- [EXERCISE GOAL]:
Scan the data below. Pull out each line where "content" occurs.

- [DATASET]:
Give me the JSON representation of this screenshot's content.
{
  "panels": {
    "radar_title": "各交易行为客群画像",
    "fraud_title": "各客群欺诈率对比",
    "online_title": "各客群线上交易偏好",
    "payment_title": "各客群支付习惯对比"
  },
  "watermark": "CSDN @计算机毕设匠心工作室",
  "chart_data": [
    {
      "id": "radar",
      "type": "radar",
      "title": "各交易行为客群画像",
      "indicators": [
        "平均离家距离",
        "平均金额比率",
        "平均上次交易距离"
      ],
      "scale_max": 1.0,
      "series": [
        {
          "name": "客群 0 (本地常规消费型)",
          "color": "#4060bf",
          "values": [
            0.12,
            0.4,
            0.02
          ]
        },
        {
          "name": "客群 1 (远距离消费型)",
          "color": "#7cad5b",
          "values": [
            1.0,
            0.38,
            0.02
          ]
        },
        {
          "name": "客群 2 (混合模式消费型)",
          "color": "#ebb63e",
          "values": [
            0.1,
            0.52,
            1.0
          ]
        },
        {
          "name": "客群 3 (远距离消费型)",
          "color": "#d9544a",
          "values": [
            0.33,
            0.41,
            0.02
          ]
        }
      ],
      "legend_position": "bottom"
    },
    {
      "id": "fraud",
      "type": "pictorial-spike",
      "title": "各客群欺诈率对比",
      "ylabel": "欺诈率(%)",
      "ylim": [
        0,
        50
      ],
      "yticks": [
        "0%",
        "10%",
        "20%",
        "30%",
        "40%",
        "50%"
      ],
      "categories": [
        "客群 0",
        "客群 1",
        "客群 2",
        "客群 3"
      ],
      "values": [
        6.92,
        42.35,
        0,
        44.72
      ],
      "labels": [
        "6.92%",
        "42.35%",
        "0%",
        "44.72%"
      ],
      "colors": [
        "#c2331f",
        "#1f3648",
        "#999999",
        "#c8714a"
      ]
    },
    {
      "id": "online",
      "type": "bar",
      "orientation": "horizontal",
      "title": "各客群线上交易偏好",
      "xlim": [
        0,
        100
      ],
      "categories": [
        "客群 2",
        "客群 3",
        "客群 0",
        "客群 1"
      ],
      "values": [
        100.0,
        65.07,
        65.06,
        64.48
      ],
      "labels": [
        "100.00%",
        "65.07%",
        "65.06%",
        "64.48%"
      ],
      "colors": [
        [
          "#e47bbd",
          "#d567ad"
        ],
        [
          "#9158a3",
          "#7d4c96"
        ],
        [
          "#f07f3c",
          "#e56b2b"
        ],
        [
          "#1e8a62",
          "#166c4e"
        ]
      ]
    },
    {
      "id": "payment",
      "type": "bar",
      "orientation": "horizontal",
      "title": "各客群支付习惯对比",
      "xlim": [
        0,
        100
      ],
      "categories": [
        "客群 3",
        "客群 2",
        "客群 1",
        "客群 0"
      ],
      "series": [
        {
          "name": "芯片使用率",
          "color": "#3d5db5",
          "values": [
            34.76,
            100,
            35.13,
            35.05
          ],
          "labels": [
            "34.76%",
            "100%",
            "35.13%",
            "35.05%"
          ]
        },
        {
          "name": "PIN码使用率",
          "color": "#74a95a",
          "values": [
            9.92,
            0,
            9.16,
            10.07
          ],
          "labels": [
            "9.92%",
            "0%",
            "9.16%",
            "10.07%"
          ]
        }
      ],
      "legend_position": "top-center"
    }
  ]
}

--

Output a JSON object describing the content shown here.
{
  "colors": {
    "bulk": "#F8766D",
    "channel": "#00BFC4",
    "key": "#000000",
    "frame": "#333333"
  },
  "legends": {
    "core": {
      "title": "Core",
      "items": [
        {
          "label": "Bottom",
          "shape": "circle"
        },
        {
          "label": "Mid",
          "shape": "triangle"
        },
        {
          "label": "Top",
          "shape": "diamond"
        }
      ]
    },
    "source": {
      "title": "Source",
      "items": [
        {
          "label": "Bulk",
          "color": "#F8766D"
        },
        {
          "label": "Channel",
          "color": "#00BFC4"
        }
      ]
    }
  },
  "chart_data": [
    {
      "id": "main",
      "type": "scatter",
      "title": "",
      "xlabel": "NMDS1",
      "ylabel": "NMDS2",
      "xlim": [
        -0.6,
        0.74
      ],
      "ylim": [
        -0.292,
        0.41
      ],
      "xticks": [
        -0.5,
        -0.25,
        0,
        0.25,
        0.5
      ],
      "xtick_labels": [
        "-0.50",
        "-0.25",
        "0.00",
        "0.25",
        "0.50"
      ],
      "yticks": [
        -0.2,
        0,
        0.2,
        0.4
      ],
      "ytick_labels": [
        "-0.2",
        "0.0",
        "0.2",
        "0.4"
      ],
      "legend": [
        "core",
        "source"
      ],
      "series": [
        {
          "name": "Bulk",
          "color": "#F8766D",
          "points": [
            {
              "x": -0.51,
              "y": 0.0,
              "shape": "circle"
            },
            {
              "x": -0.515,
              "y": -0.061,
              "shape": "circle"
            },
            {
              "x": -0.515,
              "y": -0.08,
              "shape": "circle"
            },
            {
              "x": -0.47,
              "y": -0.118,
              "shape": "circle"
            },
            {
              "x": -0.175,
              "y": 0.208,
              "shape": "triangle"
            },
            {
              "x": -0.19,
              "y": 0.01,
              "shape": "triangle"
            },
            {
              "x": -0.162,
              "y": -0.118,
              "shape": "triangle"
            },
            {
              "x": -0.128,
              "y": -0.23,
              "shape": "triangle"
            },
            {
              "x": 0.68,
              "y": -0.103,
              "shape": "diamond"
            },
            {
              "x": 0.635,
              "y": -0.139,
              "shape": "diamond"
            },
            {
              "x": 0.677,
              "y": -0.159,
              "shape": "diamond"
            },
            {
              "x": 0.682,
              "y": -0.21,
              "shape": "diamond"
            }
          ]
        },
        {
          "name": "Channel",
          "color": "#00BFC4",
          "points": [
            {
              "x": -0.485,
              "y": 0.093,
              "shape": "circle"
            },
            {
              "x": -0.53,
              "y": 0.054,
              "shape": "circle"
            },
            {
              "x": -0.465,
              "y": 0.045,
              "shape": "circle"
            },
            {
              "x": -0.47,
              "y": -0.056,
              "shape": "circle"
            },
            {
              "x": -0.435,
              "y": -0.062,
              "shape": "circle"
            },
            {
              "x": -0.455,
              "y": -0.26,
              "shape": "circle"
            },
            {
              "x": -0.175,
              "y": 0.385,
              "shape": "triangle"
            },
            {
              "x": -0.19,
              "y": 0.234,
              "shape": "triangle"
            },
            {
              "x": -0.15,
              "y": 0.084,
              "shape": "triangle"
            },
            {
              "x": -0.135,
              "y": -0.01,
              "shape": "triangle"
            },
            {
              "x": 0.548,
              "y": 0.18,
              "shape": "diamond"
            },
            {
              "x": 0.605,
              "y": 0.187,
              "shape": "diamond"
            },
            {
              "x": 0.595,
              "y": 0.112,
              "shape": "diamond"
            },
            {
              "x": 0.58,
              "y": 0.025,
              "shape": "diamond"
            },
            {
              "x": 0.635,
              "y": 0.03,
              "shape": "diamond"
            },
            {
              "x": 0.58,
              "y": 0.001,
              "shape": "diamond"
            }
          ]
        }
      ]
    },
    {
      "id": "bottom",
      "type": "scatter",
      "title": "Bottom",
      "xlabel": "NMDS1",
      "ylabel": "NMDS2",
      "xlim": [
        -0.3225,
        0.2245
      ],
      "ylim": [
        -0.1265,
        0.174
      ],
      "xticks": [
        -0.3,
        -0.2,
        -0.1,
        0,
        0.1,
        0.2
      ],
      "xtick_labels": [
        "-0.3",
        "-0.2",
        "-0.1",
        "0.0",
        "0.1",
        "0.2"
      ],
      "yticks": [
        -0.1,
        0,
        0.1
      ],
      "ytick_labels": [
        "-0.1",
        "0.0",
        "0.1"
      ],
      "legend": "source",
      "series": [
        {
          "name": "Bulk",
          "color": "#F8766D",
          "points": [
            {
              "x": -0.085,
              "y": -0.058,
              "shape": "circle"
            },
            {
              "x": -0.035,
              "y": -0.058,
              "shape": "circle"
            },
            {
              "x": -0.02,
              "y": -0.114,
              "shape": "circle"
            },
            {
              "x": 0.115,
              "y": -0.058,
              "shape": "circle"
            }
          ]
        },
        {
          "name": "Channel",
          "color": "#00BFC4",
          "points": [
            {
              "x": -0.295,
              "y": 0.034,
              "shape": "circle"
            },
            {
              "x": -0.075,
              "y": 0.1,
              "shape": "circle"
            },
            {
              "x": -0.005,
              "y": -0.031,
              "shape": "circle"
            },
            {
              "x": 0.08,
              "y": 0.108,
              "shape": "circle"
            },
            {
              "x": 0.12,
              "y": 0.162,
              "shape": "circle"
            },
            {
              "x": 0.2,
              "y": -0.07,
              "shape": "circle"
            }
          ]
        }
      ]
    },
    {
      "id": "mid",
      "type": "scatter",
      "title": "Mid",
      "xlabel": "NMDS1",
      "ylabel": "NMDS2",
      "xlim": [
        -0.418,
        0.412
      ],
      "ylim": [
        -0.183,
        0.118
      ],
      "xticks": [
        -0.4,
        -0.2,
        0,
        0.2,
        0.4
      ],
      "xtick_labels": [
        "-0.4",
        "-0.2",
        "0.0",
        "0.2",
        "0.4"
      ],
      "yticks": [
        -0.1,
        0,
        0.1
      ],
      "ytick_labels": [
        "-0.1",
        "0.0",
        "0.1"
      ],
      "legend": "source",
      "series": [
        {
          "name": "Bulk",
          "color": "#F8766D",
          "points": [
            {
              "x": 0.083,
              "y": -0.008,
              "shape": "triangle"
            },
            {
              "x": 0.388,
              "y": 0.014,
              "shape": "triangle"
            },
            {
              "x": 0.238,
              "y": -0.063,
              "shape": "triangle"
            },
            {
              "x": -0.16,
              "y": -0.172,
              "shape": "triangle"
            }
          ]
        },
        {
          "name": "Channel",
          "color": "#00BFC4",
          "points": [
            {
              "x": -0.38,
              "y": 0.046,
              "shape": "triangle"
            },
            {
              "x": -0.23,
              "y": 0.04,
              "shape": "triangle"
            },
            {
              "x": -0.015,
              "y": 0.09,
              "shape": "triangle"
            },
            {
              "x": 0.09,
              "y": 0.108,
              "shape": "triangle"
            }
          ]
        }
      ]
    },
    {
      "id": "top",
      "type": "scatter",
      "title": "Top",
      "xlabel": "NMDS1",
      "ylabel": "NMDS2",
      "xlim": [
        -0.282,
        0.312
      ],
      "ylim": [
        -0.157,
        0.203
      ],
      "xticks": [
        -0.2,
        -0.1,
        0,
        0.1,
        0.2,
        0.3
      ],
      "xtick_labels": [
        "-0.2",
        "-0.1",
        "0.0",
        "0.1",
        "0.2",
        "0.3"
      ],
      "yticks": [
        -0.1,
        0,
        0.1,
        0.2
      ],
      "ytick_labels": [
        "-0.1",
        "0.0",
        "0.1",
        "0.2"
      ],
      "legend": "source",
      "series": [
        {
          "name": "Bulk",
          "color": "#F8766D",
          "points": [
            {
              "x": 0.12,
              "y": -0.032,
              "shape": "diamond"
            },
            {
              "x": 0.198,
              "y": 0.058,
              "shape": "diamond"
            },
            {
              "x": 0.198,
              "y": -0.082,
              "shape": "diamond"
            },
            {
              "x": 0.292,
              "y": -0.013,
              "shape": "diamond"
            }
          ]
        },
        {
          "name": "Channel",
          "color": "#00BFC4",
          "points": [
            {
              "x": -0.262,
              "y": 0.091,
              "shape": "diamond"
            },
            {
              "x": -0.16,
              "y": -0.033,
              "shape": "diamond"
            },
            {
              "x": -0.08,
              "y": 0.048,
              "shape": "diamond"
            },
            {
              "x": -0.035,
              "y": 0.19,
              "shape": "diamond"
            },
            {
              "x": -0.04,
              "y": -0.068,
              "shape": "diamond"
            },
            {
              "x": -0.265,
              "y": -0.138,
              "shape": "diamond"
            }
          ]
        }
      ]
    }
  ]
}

- [THE OUTPUT]:
Give me the JSON representation of this screenshot's content.
Output a JSON object describing the content shown here.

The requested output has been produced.